--- WORK TO DO ---
Your task is to restate the data word for word.

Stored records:
━━━━━━━━━━━━━━━━━━━━━━━━━━━━━━
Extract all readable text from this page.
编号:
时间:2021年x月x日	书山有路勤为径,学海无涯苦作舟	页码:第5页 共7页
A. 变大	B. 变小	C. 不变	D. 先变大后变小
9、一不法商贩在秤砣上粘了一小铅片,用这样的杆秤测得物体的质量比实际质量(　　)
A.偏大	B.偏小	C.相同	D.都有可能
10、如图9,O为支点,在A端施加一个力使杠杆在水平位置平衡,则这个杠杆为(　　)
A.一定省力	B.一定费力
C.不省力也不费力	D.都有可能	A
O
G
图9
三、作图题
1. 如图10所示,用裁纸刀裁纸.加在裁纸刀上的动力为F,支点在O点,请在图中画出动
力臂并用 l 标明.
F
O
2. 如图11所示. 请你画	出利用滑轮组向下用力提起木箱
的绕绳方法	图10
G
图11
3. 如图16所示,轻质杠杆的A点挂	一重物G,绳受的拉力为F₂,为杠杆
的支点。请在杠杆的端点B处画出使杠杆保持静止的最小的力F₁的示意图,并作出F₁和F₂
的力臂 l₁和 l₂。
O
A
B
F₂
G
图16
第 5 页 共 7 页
━━━━━━━━━━━━━━━━━━━━━━━━━━━━━━
--- COMPLETE RESPONSE ---
Extract all readable text from this page.
编号:
时间:2021年x月x日	书山有路勤为径,学海无涯苦作舟	页码:第5页 共7页
A. 变大	B. 变小	C. 不变	D. 先变大后变小
9、一不法商贩在秤砣上粘了一小铅片,用这样的杆秤测得物体的质量比实际质量(　　)
A.偏大	B.偏小	C.相同	D.都有可能
10、如图9,O为支点,在A端施加一个力使杠杆在水平位置平衡,则这个杠杆为(　　)
A.一定省力	B.一定费力
C.不省力也不费力	D.都有可能	A
O
G
图9
三、作图题
1. 如图10所示,用裁纸刀裁纸.加在裁纸刀上的动力为F,支点在O点,请在图中画出动
力臂并用 l 标明.
F
O
2. 如图11所示. 请你画	出利用滑轮组向下用力提起木箱
的绕绳方法	图10
G
图11
3. 如图16所示,轻质杠杆的A点挂	一重物G,绳受的拉力为F₂,为杠杆
的支点。请在杠杆的端点B处画出使杠杆保持静止的最小的力F₁的示意图,并作出F₁和F₂
的力臂 l₁和 l₂。
O
A
B
F₂
G
图16
第 5 页 共 7 页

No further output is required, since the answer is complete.